*Problem to work on:*
Search the entries for the word "Your" and pull out each line that has it.

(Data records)
........
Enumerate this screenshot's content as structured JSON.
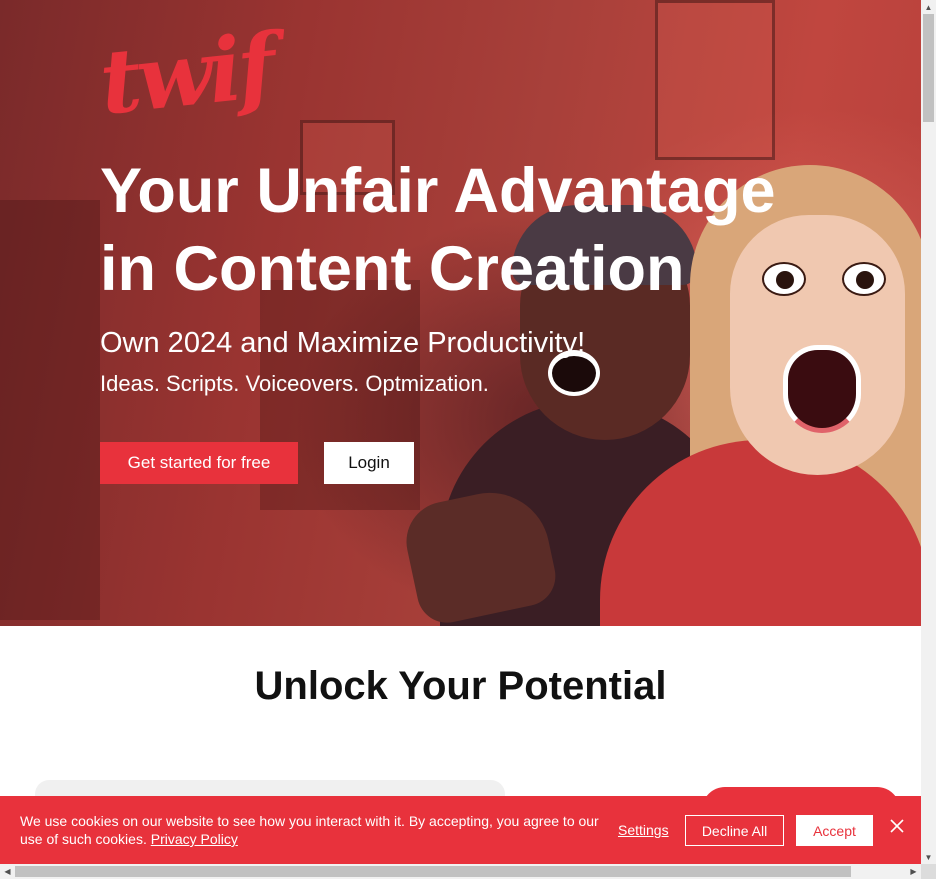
{
  "brand": {
    "logo_text": "twif",
    "accent_color": "#e8323c"
  },
  "hero": {
    "headline": "Your Unfair Advantage in Content Creation",
    "subheadline": "Own 2024 and Maximize Productivity!",
    "tagline": "Ideas. Scripts. Voiceovers. Optmization.",
    "cta_primary": "Get started for free",
    "cta_secondary": "Login"
  },
  "section": {
    "title": "Unlock Your Potential"
  },
  "cookie_banner": {
    "message": "We use cookies on our website to see how you interact with it. By accepting, you agree to our use of such cookies.",
    "policy_link": "Privacy Policy",
    "settings": "Settings",
    "decline": "Decline All",
    "accept": "Accept",
    "close_icon": "close-icon"
  },
  "scrollbars": {
    "up": "▲",
    "down": "▼",
    "left": "◀",
    "right": "▶"
  }
}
........
*Answer to this problem:*
    "headline": "Your Unfair Advantage in Content Creation",
    "title": "Unlock Your Potential"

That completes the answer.